■ Exercise details
In the post below on improving academic journals, how long did the writer's friend wait at the JME?

■ Page excerpt
◇ ◇ ◇ ◇ ◇

Social

How to Cure a Cancer: Thoughts on Improving Academic Journals

So, I currently have a paper that has been under review since last December, coming up on 7 months. A friend of mine recently waited something like 16-17 months at the JME. This is ridiculous. It doesn't seem like it would be that difficult to design a system in which this doesn't happen, or happens only very rarely. It's led me to think about all the ways the academic economics publishing system could be improved. Particularly since economists study incentives, you'd think we could design a good system.  All economists know and believe there are obvious problems in the academic publishing system, and yet, somehow, the profession soldiers on like a drunken sailor.  Thus, here are a few proposals, most of which are obvious and probably not new:

1. A recent positive trend is that many journals pay referees for finishing a report within a certain number of days. I approve. However, my paper is currently at such a journal, which has limit of 4-6 weeks (range given to protect the anonymity of the journal). After that, a referee gets nothing. What I wonder, then, is if a referee misses the deadline, they no longer have any incentive to write a report sooner rather than later. I also wonder if this doesn't make them more likely to delay. If the deadline was 30 days, and you wake up on day 31, and realize you've missed a payday, it seems you might be less likely to submit the report on day 31, feeling like a chump. A phase out of the payment over several months would likely be more effective. Here's another idea, why I'm throwing them out: referees should be given an option to have a larger payoff with a short duration of a referee report -- say, two weeks -- while also agreeing to pay if they don't finish a report within two months, with a fee increasing incrementally each month. And would need to provide their credit card information in advance. The fee for backing out could be set to be even worse than submitting a report at each date, to make this incentive compatible.

◇ ◇ ◇ ◇ ◇

■ Structured page parsing data
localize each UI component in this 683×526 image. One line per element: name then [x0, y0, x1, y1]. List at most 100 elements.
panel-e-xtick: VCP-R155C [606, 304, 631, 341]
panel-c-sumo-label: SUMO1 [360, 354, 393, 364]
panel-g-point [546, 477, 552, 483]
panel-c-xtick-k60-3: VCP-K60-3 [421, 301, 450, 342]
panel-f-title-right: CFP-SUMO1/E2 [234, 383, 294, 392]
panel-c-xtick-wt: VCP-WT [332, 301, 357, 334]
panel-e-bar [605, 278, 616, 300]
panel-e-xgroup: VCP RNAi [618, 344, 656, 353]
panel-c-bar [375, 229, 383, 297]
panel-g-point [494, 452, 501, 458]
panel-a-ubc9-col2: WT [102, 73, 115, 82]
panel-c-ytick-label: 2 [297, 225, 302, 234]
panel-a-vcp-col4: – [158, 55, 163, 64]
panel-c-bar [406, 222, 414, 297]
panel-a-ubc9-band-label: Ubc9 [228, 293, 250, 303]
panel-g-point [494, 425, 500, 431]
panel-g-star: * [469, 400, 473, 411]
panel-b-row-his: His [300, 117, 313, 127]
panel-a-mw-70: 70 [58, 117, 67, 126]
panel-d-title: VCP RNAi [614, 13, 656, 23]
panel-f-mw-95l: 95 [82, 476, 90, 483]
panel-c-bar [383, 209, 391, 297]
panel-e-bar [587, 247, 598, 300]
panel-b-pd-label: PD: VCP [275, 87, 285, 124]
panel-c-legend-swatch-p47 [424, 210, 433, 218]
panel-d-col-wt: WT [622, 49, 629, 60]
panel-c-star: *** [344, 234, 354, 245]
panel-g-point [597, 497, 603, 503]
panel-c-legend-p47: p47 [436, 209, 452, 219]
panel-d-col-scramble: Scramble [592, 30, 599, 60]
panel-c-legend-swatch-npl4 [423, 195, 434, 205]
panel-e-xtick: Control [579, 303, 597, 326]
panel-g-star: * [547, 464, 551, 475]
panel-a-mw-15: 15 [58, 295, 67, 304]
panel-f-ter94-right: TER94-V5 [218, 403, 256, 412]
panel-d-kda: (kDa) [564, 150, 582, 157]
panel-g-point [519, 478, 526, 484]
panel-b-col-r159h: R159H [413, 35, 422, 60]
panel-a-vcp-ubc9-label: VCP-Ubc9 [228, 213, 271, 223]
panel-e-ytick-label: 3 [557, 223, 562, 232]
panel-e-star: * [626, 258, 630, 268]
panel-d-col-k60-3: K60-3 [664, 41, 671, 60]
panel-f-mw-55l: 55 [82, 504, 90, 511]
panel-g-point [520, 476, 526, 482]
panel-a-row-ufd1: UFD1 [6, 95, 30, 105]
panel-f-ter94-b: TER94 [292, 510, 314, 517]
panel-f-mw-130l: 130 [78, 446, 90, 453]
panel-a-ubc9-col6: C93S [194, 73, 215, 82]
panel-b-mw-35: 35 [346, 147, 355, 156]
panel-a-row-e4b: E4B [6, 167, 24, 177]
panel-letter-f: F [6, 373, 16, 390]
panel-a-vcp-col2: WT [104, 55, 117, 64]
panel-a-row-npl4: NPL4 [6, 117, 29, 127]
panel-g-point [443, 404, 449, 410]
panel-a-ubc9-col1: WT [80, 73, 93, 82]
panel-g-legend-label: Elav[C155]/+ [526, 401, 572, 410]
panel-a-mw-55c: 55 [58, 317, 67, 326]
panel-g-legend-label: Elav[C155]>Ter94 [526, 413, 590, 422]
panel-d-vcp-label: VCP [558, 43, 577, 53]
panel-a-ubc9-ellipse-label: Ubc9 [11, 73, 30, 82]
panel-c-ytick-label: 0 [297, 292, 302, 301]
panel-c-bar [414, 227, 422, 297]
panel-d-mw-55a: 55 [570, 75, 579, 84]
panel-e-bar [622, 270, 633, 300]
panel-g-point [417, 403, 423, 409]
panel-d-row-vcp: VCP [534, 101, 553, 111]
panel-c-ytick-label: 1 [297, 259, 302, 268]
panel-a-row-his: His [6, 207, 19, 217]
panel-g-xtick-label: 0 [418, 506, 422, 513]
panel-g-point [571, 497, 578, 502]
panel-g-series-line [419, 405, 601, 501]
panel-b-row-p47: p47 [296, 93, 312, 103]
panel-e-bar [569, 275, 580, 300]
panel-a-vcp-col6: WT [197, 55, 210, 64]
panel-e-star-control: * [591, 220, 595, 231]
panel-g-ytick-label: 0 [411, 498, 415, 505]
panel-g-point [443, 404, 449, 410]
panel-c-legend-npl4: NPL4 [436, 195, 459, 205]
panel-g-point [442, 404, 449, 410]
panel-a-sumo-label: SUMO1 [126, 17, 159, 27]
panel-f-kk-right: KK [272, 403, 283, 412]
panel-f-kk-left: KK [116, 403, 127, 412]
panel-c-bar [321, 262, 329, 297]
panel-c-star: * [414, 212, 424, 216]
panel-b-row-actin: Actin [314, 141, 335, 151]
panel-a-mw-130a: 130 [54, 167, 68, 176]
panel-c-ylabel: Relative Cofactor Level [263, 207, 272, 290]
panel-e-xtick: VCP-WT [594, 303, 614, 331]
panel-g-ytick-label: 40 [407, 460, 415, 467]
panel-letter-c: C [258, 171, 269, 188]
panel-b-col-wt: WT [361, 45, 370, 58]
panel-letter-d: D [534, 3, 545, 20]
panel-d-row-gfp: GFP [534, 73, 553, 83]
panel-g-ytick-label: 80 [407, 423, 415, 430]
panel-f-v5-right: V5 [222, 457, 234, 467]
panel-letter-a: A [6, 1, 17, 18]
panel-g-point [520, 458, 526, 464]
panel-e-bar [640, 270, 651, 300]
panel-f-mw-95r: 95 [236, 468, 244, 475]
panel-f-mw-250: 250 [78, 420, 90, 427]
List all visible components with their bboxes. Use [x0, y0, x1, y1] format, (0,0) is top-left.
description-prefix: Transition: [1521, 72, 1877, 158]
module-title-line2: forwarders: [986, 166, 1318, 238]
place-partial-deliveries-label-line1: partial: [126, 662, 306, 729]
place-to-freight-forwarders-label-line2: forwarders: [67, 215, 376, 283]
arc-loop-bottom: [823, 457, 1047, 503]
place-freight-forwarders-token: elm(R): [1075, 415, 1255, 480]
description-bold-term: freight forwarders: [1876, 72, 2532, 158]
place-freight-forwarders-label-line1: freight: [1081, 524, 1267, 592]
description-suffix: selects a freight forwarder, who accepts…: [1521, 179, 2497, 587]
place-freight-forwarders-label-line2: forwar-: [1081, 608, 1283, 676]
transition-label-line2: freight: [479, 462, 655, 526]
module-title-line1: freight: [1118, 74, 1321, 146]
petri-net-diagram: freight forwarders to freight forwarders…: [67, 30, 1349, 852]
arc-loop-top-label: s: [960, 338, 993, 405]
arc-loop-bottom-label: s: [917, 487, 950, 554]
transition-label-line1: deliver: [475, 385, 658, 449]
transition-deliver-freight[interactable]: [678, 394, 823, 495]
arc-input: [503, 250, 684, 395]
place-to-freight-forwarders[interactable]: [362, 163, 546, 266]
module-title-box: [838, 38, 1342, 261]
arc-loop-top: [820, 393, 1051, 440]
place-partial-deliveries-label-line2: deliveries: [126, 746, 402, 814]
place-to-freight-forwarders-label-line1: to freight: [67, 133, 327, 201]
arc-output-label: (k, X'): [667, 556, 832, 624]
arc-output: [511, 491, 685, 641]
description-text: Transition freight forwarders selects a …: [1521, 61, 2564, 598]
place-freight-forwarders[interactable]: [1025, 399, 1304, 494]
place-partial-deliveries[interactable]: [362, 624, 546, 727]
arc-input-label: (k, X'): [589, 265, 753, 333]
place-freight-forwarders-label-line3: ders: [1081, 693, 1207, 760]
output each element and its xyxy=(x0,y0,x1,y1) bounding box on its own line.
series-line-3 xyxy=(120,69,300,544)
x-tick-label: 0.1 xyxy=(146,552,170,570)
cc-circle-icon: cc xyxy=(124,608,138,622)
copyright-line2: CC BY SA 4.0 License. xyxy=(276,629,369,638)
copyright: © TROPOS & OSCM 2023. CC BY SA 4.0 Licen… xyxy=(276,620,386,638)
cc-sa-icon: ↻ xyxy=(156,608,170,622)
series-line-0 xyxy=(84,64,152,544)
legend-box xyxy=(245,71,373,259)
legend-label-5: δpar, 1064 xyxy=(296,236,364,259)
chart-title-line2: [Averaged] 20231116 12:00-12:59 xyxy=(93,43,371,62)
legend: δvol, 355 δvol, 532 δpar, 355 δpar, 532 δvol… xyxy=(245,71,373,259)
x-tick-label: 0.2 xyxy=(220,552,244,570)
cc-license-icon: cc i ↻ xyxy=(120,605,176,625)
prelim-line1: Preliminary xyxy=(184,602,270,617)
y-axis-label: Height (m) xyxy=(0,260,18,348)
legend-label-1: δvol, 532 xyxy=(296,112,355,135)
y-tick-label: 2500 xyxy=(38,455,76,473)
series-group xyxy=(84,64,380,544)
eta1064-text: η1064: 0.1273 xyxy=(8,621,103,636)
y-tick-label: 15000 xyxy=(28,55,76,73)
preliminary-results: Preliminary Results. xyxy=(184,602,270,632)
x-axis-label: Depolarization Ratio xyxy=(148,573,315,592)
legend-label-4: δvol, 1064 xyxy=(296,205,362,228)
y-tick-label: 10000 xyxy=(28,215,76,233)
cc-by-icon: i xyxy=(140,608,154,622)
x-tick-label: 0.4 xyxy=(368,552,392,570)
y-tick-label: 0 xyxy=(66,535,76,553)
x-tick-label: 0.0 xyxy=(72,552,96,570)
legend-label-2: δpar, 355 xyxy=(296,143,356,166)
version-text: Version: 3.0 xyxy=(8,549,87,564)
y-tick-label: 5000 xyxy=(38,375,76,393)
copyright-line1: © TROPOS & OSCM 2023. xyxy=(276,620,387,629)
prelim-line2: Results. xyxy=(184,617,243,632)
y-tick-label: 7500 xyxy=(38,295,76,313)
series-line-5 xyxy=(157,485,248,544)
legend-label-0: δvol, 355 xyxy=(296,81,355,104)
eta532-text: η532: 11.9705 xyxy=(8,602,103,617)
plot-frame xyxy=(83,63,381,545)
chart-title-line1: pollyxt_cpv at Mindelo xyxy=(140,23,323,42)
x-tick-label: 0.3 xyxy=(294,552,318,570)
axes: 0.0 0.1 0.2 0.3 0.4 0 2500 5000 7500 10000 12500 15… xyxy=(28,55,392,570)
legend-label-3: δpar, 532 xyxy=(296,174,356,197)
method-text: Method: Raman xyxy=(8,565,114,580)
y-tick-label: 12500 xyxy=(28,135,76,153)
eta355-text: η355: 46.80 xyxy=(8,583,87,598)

◇ ◇ ◇ ◇ ◇

■ Exercise solution
Something like 16 to 17 months.